◆ PROBLEM STATEMENT
Copy each line where the word "title" occurs.

— START GIVEN ENTRIES —

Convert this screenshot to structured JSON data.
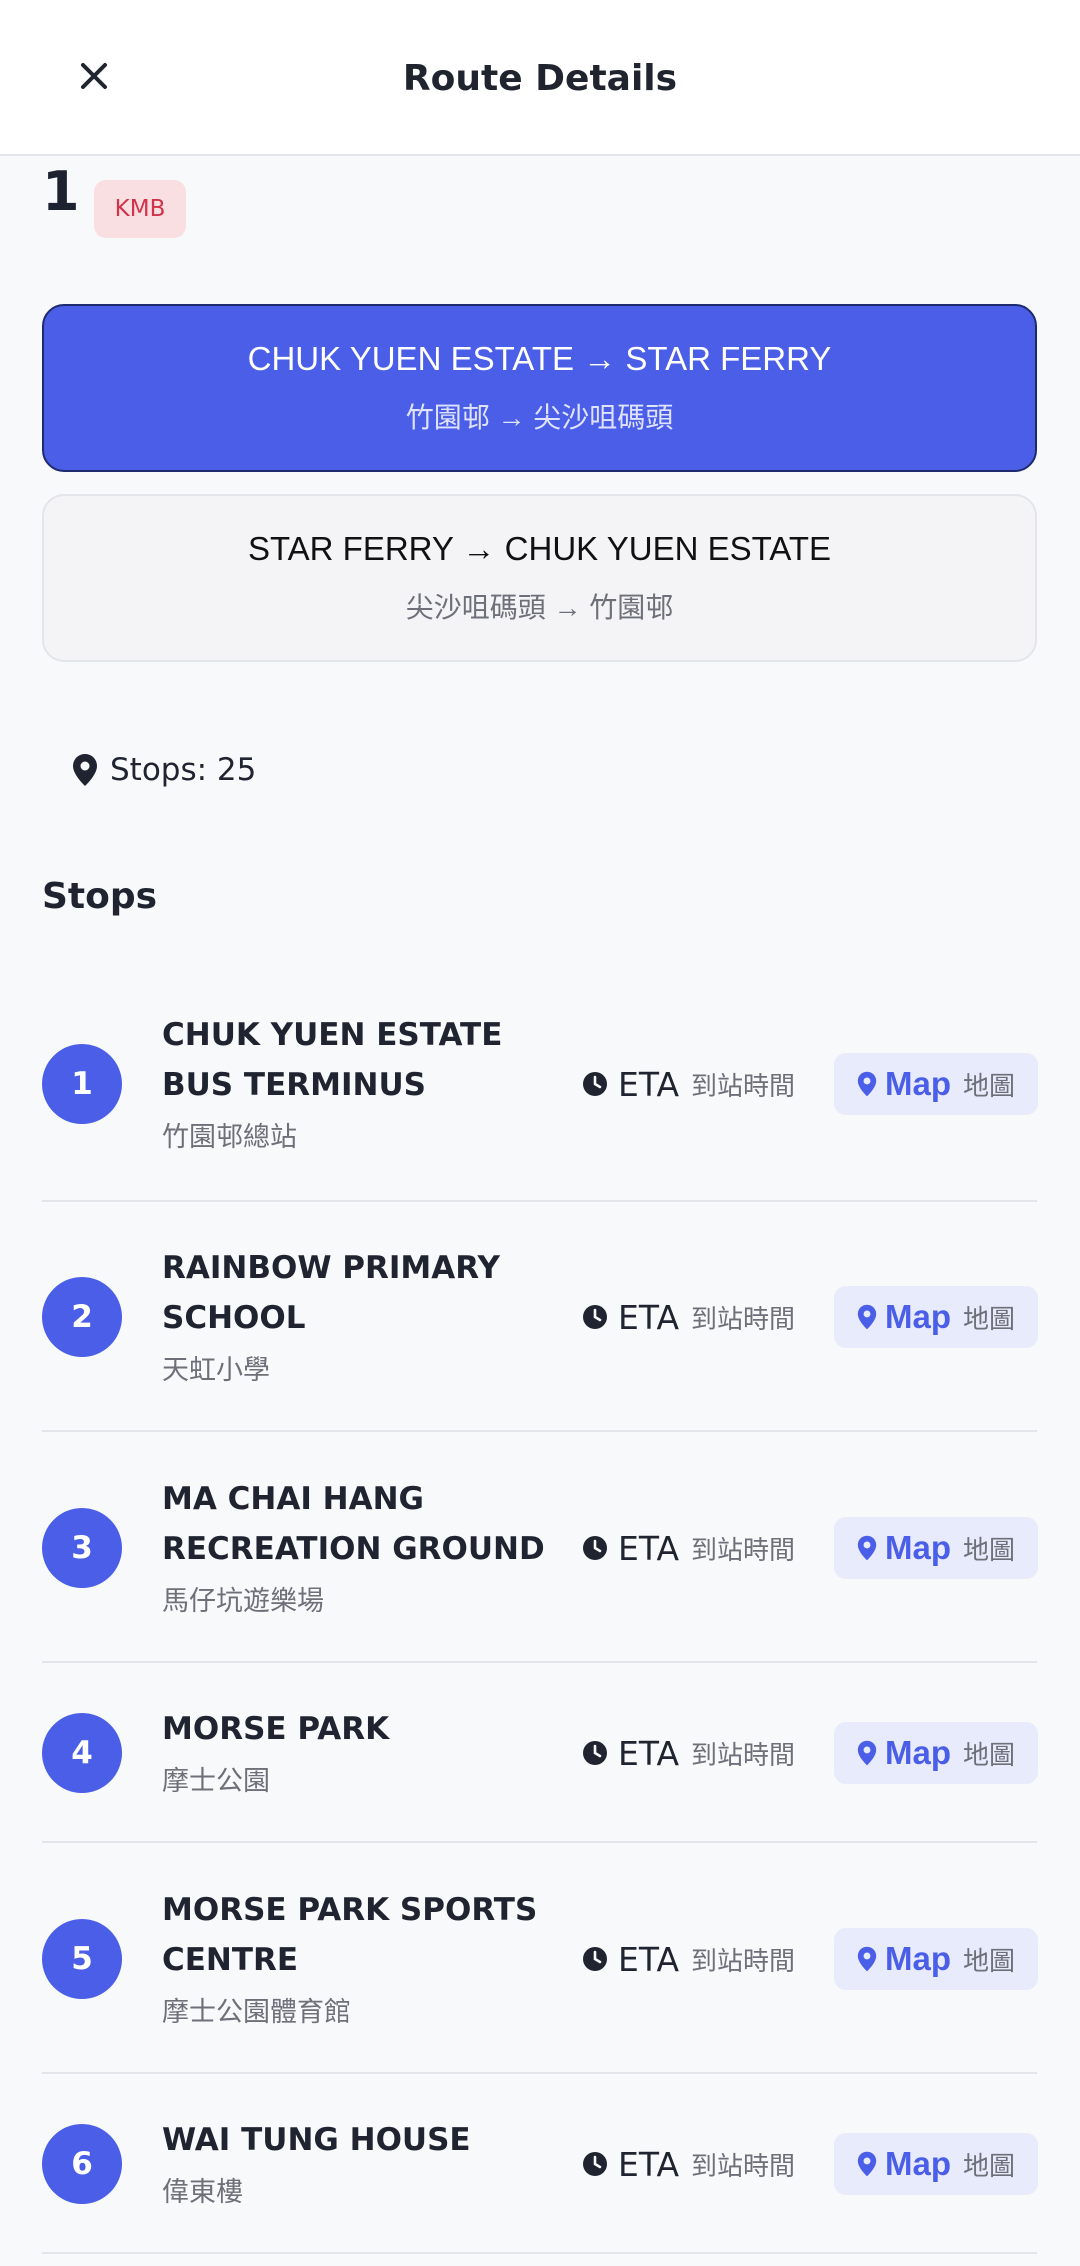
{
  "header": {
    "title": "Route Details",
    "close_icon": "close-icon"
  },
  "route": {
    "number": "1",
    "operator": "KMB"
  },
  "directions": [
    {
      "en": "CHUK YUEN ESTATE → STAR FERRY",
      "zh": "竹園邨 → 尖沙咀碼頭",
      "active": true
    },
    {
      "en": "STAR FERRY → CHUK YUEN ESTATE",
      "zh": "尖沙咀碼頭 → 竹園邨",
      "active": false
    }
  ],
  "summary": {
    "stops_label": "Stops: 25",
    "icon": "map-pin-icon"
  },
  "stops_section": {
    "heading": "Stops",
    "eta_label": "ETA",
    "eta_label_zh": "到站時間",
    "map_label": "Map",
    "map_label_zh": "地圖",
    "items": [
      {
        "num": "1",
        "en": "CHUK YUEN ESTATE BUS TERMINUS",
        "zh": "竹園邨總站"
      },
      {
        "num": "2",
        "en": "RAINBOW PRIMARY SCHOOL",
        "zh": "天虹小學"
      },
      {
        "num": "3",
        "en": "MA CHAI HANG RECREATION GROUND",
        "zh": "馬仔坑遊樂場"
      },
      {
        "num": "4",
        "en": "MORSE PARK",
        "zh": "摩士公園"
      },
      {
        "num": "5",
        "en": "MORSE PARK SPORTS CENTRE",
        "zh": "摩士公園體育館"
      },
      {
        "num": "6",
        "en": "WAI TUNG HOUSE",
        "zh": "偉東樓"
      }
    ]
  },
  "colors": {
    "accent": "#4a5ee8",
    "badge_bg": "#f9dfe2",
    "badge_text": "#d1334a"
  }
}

— END GIVEN ENTRIES —
— START GIVEN ENTRIES —

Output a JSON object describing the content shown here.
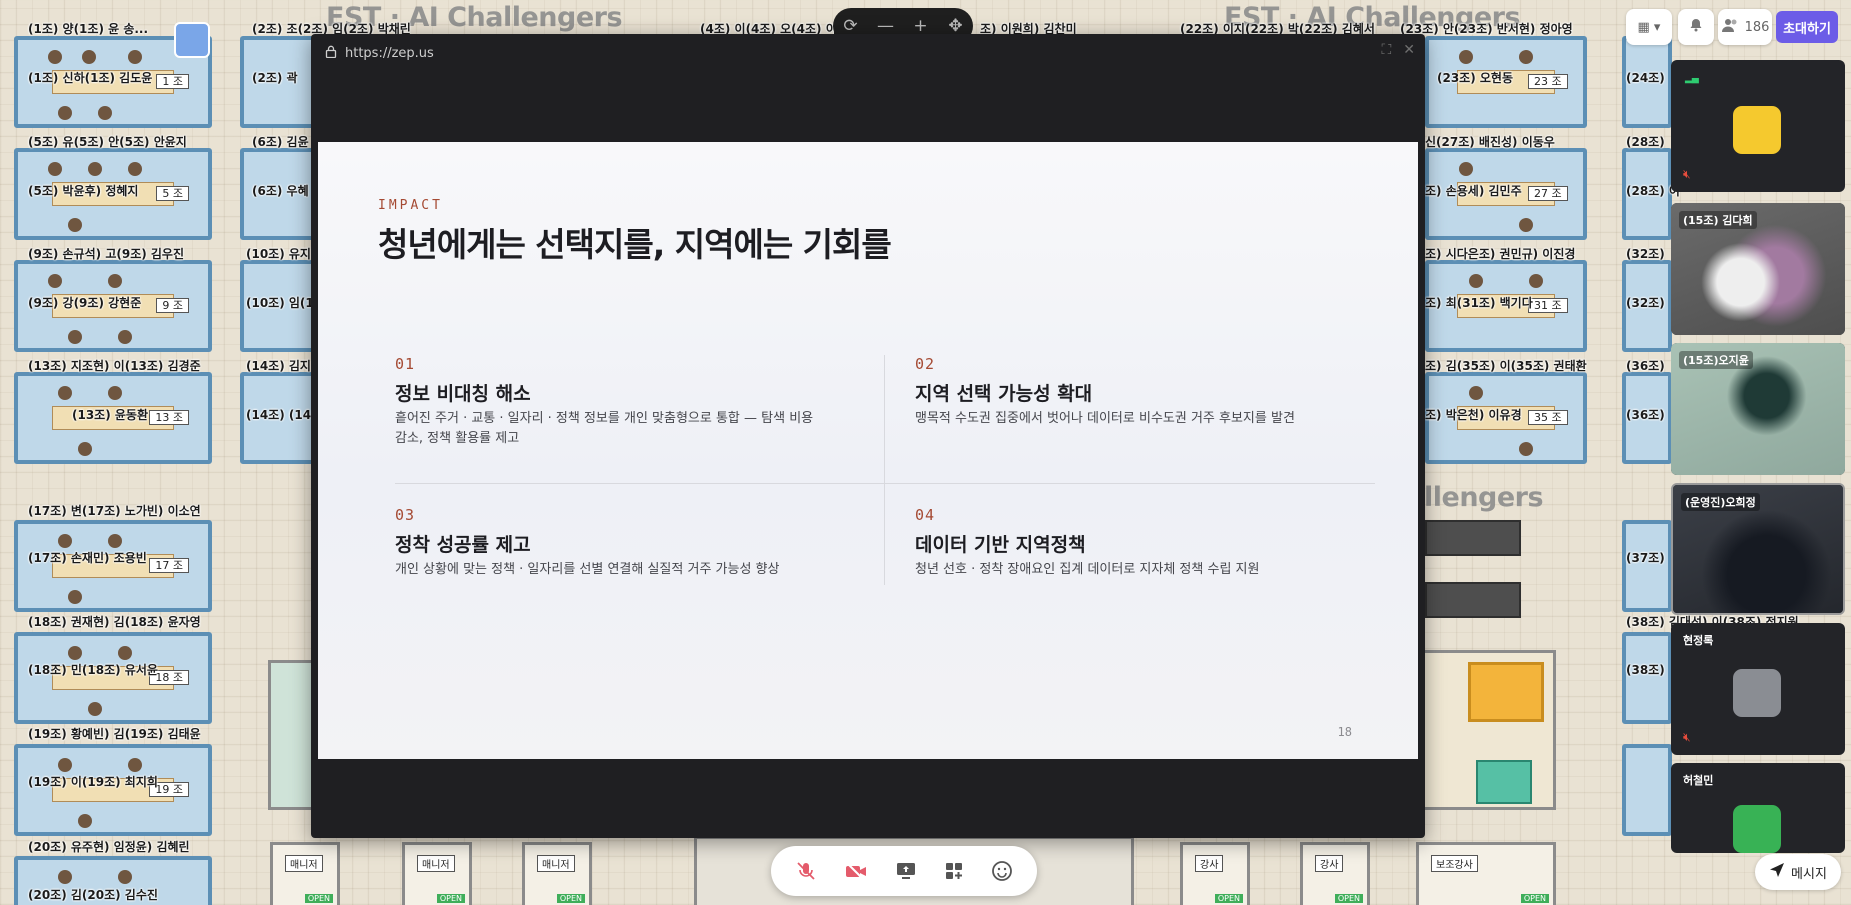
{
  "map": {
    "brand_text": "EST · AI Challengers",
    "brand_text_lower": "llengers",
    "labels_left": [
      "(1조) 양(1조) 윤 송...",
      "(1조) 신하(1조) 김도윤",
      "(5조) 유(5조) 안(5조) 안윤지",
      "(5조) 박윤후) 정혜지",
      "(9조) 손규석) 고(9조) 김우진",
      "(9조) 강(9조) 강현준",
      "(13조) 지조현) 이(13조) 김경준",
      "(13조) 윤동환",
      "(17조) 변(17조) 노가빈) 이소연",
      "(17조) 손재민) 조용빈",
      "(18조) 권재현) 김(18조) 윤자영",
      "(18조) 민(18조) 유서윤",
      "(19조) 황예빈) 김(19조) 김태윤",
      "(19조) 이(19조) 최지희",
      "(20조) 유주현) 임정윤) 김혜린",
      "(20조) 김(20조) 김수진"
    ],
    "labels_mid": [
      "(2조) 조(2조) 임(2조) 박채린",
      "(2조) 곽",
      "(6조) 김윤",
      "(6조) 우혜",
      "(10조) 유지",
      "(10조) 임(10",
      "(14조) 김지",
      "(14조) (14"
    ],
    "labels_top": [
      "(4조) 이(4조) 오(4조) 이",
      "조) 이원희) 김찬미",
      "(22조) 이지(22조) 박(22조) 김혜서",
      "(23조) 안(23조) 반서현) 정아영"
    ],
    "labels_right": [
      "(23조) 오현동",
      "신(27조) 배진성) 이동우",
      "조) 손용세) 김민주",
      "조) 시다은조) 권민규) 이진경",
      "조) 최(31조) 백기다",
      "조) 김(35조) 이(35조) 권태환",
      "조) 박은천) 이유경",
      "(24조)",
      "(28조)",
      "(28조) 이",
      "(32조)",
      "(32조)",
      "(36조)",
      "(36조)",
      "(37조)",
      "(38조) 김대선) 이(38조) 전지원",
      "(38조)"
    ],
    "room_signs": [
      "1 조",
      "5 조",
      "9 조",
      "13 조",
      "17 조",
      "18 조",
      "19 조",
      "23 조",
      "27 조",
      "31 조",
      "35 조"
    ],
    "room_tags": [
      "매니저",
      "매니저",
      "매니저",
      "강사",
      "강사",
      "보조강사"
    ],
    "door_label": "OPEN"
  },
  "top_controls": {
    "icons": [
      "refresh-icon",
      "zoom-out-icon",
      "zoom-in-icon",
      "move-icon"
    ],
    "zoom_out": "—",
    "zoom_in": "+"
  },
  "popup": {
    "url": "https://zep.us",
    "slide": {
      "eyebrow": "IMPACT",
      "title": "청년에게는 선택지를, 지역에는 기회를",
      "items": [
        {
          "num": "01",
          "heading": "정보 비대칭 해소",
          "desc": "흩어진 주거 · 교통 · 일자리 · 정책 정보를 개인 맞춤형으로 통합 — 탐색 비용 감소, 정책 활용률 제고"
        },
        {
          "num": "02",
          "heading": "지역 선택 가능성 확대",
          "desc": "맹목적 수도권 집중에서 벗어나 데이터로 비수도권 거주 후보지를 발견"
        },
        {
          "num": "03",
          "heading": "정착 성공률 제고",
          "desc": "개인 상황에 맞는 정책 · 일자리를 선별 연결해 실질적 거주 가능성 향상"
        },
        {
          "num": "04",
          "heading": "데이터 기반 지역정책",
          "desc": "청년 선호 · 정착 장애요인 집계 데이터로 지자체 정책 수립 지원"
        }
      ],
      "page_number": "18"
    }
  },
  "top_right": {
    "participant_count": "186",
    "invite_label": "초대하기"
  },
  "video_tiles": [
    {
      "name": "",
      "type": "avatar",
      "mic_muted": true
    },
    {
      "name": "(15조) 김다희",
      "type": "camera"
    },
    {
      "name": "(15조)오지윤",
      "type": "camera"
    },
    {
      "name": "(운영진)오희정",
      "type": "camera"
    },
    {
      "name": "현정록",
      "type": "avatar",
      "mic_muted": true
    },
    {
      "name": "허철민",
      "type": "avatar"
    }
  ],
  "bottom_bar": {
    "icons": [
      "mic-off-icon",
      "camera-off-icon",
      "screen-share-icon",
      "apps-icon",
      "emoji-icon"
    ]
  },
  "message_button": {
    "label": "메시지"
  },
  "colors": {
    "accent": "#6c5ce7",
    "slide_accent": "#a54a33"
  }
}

— END GIVEN ENTRIES —
— START GIVEN ENTRIES —

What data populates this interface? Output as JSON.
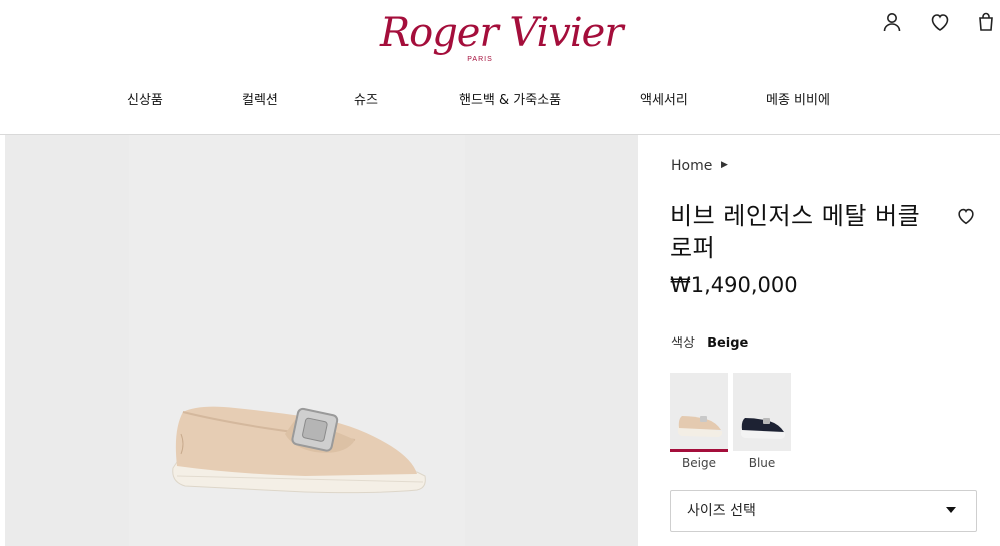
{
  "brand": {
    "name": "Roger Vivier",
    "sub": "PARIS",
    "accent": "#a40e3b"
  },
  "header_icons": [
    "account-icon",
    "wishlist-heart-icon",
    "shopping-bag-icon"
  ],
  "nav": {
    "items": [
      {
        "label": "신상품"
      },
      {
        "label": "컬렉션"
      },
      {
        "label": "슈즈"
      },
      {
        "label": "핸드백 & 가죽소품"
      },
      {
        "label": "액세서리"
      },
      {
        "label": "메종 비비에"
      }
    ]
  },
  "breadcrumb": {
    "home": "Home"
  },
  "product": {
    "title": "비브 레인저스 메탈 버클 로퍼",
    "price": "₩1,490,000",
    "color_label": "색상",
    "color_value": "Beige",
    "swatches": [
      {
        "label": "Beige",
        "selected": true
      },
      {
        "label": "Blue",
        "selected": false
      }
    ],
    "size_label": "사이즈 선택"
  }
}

— END GIVEN ENTRIES —

◆ WRITTEN RESPONSE
    "title": "Route Details",
      "title": "청년에게는 선택지를, 지역에는 기회를",
    "title": "비브 레인저스 메탈 버클 로퍼",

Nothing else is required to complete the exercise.